### RECORDED DATA
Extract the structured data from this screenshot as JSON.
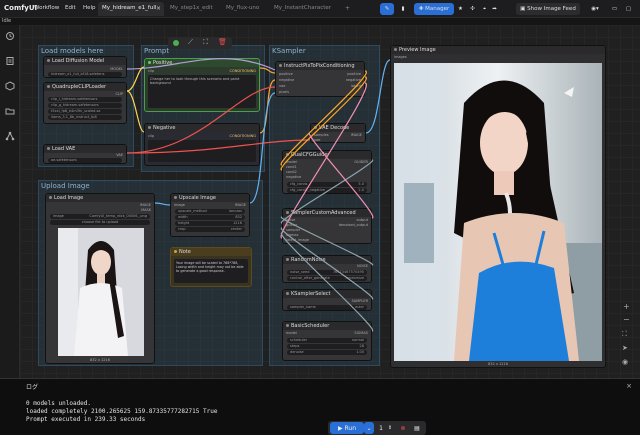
{
  "app": {
    "name": "ComfyUI",
    "sub_label": "Idle"
  },
  "menu": [
    "Workflow",
    "Edit",
    "Help"
  ],
  "tabs": [
    {
      "label": "My_hidream_e1_full",
      "active": true
    },
    {
      "label": "My_step1x_edit",
      "active": false
    },
    {
      "label": "My_flux-uno",
      "active": false
    },
    {
      "label": "My_InstantCharacter",
      "active": false
    }
  ],
  "toolbar": {
    "manager_label": "Manager",
    "show_feed_label": "Show Image Feed",
    "accent": "#2a6fd6"
  },
  "groups": {
    "load_models": "Load models here",
    "prompt": "Prompt",
    "sampler": "KSampler",
    "upload": "Upload Image"
  },
  "nodes": {
    "unet": {
      "title": "Load Diffusion Model",
      "unet_name": "hidream_e1_full_bf16.safetens",
      "weight_dtype": "default",
      "out": "MODEL"
    },
    "clip": {
      "title": "QuadrupleCLIPLoader",
      "c1": "clip_l_hidream.safetensors",
      "c2": "clip_g_hidream.safetensors",
      "c3": "t5xxl_fp8_e4m3fn_scaled.sa",
      "c4": "llama_3.1_8b_instruct_fp8",
      "out": "CLIP"
    },
    "vae": {
      "title": "Load VAE",
      "vae_name": "ae.safetensors",
      "out": "VAE"
    },
    "positive": {
      "title": "Positive",
      "text": "Change her to look through this scenario and paint background",
      "out": "CONDITIONING",
      "in": "clip"
    },
    "negative": {
      "title": "Negative",
      "out": "CONDITIONING",
      "in": "clip"
    },
    "ip2p": {
      "title": "InstructPixToPixConditioning",
      "ins": [
        "positive",
        "negative",
        "vae",
        "pixels"
      ],
      "outs": [
        "positive",
        "negative",
        "latent"
      ]
    },
    "vaedecode": {
      "title": "VAE Decode",
      "ins": [
        "samples",
        "vae"
      ],
      "out": "IMAGE"
    },
    "guider": {
      "title": "DualCFGGuider",
      "ins": [
        "model",
        "cond1",
        "cond2",
        "negative"
      ],
      "out": "GUIDER",
      "w1": "cfg_conds",
      "w1v": "5.0",
      "w2": "cfg_cond2_negative",
      "w2v": "2.0"
    },
    "scustom": {
      "title": "SamplerCustomAdvanced",
      "ins": [
        "noise",
        "guider",
        "sampler",
        "sigmas",
        "latent_image"
      ],
      "outs": [
        "output",
        "denoised_output"
      ]
    },
    "noise": {
      "title": "RandomNoise",
      "out": "NOISE",
      "seed_label": "noise_seed",
      "seed": "76473467570495",
      "cag_label": "control_after_generate",
      "cag": "randomize"
    },
    "ksel": {
      "title": "KSamplerSelect",
      "out": "SAMPLER",
      "sampler_label": "sampler_name",
      "sampler": "euler"
    },
    "sched": {
      "title": "BasicScheduler",
      "in": "model",
      "out": "SIGMAS",
      "s1": "scheduler",
      "s1v": "normal",
      "s2": "steps",
      "s2v": "28",
      "s3": "denoise",
      "s3v": "1.00"
    },
    "loadimg": {
      "title": "Load Image",
      "out1": "IMAGE",
      "out2": "MASK",
      "image_label": "image",
      "image": "ComfyUI_temp_rdxk_00006_.png",
      "upload": "choose file to upload",
      "size": "832 x 1216"
    },
    "upscale": {
      "title": "Upscale Image",
      "in": "image",
      "out": "IMAGE",
      "w1": "upscale_method",
      "w1v": "lanczos",
      "w2": "width",
      "w2v": "832",
      "w3": "height",
      "w3v": "1216",
      "w4": "crop",
      "w4v": "center"
    },
    "note": {
      "title": "Note",
      "text": "Your image will be scaled to 768*768, Losing width and height may not be able to generate a good response."
    },
    "preview": {
      "title": "Preview Image",
      "in": "images",
      "size": "832 x 1216"
    }
  },
  "log": {
    "title": "ログ",
    "lines": [
      "0 models unloaded.",
      "loaded completely 2100.265625 159.87335777282715 True",
      "Prompt executed in 239.33 seconds"
    ]
  },
  "run": {
    "label": "Run",
    "count": "1"
  }
}
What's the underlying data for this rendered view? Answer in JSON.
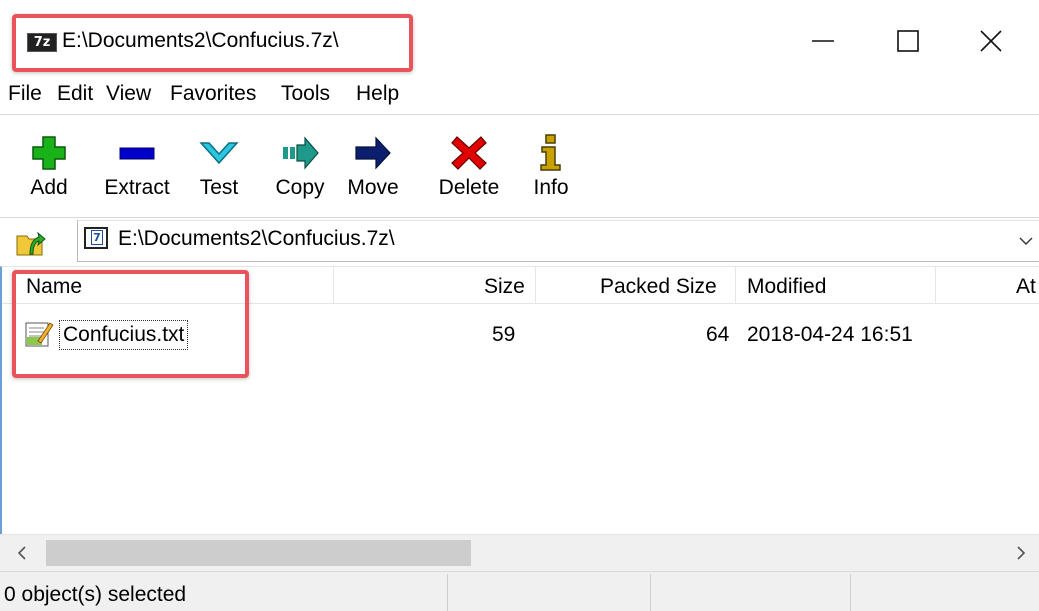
{
  "window": {
    "icon_text": "7z",
    "title": "E:\\Documents2\\Confucius.7z\\"
  },
  "menu": [
    "File",
    "Edit",
    "View",
    "Favorites",
    "Tools",
    "Help"
  ],
  "toolbar": [
    {
      "label": "Add",
      "icon": "add-icon"
    },
    {
      "label": "Extract",
      "icon": "extract-icon"
    },
    {
      "label": "Test",
      "icon": "test-icon"
    },
    {
      "label": "Copy",
      "icon": "copy-icon"
    },
    {
      "label": "Move",
      "icon": "move-icon"
    },
    {
      "label": "Delete",
      "icon": "delete-icon"
    },
    {
      "label": "Info",
      "icon": "info-icon"
    }
  ],
  "address": {
    "icon_text": "7",
    "path": "E:\\Documents2\\Confucius.7z\\"
  },
  "columns": {
    "name": "Name",
    "size": "Size",
    "packed": "Packed Size",
    "modified": "Modified",
    "attributes": "At"
  },
  "files": [
    {
      "name": "Confucius.txt",
      "size": "59",
      "packed": "64",
      "modified": "2018-04-24 16:51"
    }
  ],
  "status": {
    "text": "0 object(s) selected"
  },
  "colors": {
    "highlight": "#e8545a",
    "add": "#19b319",
    "extract": "#0000c8",
    "test": "#2bc6e0",
    "copy": "#1f9a8a",
    "move": "#0b1f6e",
    "delete": "#e00000",
    "info": "#c7a200"
  }
}
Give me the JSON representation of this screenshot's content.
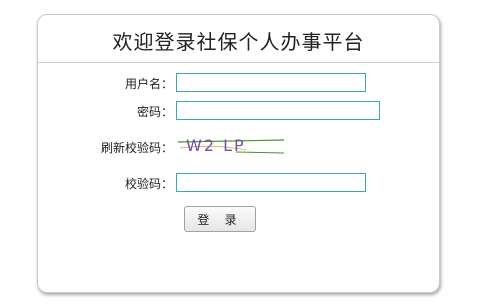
{
  "page": {
    "title": "欢迎登录社保个人办事平台"
  },
  "form": {
    "username_label": "用户名：",
    "username_value": "",
    "password_label": "密码：",
    "password_value": "",
    "refresh_captcha_label": "刷新校验码：",
    "captcha_image_text": "W2 LP",
    "captcha_label": "校验码：",
    "captcha_value": "",
    "login_button": "登 录"
  },
  "colors": {
    "input_border": "#3aa6b9",
    "captcha_text": "#7b4fa8",
    "captcha_line": "#4e8f2e"
  }
}
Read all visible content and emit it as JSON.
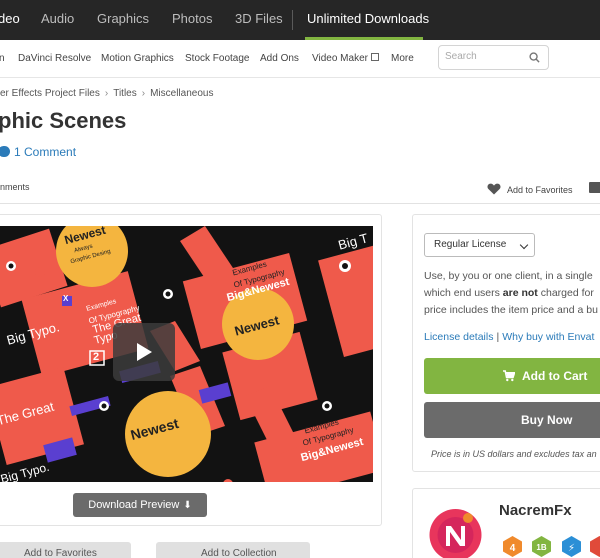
{
  "topnav": {
    "items": [
      "deo",
      "Audio",
      "Graphics",
      "Photos",
      "3D Files",
      "Unlimited Downloads"
    ]
  },
  "subnav": {
    "items": [
      "n",
      "DaVinci Resolve",
      "Motion Graphics",
      "Stock Footage",
      "Add Ons",
      "Video Maker",
      "More"
    ],
    "search_placeholder": "Search"
  },
  "breadcrumb": [
    "er Effects Project Files",
    "Titles",
    "Miscellaneous"
  ],
  "page": {
    "title": "phic Scenes",
    "comment_count_label": "1 Comment",
    "tab_comments": "nments",
    "add_to_favorites": "Add to Favorites"
  },
  "preview": {
    "download_label": "Download Preview",
    "add_to_favorites": "Add to Favorites",
    "add_to_collection": "Add to Collection",
    "overlay_text": {
      "newest": "Newest",
      "always": "Always",
      "graphic_desing": "Graphic Desing",
      "examples": "Examples",
      "of_typography": "Of Typography",
      "big_newest": "Big&Newest",
      "the_great": "The Great",
      "typo": "Typo",
      "big_typo": "Big Typo.",
      "big_t": "Big T",
      "two": "2",
      "x": "X"
    }
  },
  "purchase": {
    "license": "Regular License",
    "desc_line1": "Use, by you or one client, in a single",
    "desc_line2_pre": "which end users ",
    "desc_line2_bold": "are not",
    "desc_line2_post": " charged for",
    "desc_line3": "price includes the item price and a bu",
    "license_details": "License details",
    "why_buy": "Why buy with Envat",
    "add_to_cart": "Add to Cart",
    "buy_now": "Buy Now",
    "price_note": "Price is in US dollars and excludes tax an"
  },
  "author": {
    "name": "NacremFx",
    "badges": [
      {
        "label": "4",
        "color": "#f08a2c"
      },
      {
        "label": "1B",
        "color": "#82b541"
      },
      {
        "label": "⚡",
        "color": "#2b8fd6"
      },
      {
        "label": "",
        "color": "#e04a3a"
      }
    ]
  },
  "colors": {
    "accent_green": "#82b541",
    "link_blue": "#2b7bb9",
    "dark_nav": "#262626",
    "poster_red": "#ef5a4b",
    "poster_yellow": "#f4b53f",
    "poster_purple": "#5a3fd0"
  }
}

### WHAT YOU HAVE TO DO
Gather from the data above every line with the string "Favorites".

### OUTPUT FOR THIS EXERCISE
    "Favorites",
    "add_to_favorites": "Add to Favorites"
    "add_to_favorites": "Add to Favorites",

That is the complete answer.